— Start of DATA RECORDS —

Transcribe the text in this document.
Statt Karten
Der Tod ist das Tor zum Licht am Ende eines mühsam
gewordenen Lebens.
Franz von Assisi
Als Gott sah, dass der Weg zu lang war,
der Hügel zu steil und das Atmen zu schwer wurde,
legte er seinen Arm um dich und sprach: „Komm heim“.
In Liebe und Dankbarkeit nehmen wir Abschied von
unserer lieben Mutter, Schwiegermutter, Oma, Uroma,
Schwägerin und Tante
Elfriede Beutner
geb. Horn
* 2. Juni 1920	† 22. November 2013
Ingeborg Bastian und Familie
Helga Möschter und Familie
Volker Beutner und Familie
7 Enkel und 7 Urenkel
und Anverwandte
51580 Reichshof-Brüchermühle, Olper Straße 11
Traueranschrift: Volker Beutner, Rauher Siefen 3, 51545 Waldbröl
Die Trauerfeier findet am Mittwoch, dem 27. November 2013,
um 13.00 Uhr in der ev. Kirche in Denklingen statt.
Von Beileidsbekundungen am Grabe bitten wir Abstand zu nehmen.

— End of DATA RECORDS —

TASK REQUIREMENTS: Repeat the material word for word, in full.

REPLY:
Transcribe the text in this document.
Statt Karten
Der Tod ist das Tor zum Licht am Ende eines mühsam
gewordenen Lebens.
Franz von Assisi
Als Gott sah, dass der Weg zu lang war,
der Hügel zu steil und das Atmen zu schwer wurde,
legte er seinen Arm um dich und sprach: „Komm heim“.
In Liebe und Dankbarkeit nehmen wir Abschied von
unserer lieben Mutter, Schwiegermutter, Oma, Uroma,
Schwägerin und Tante
Elfriede Beutner
geb. Horn
* 2. Juni 1920	† 22. November 2013
Ingeborg Bastian und Familie
Helga Möschter und Familie
Volker Beutner und Familie
7 Enkel und 7 Urenkel
und Anverwandte
51580 Reichshof-Brüchermühle, Olper Straße 11
Traueranschrift: Volker Beutner, Rauher Siefen 3, 51545 Waldbröl
Die Trauerfeier findet am Mittwoch, dem 27. November 2013,
um 13.00 Uhr in der ev. Kirche in Denklingen statt.
Von Beileidsbekundungen am Grabe bitten wir Abstand zu nehmen.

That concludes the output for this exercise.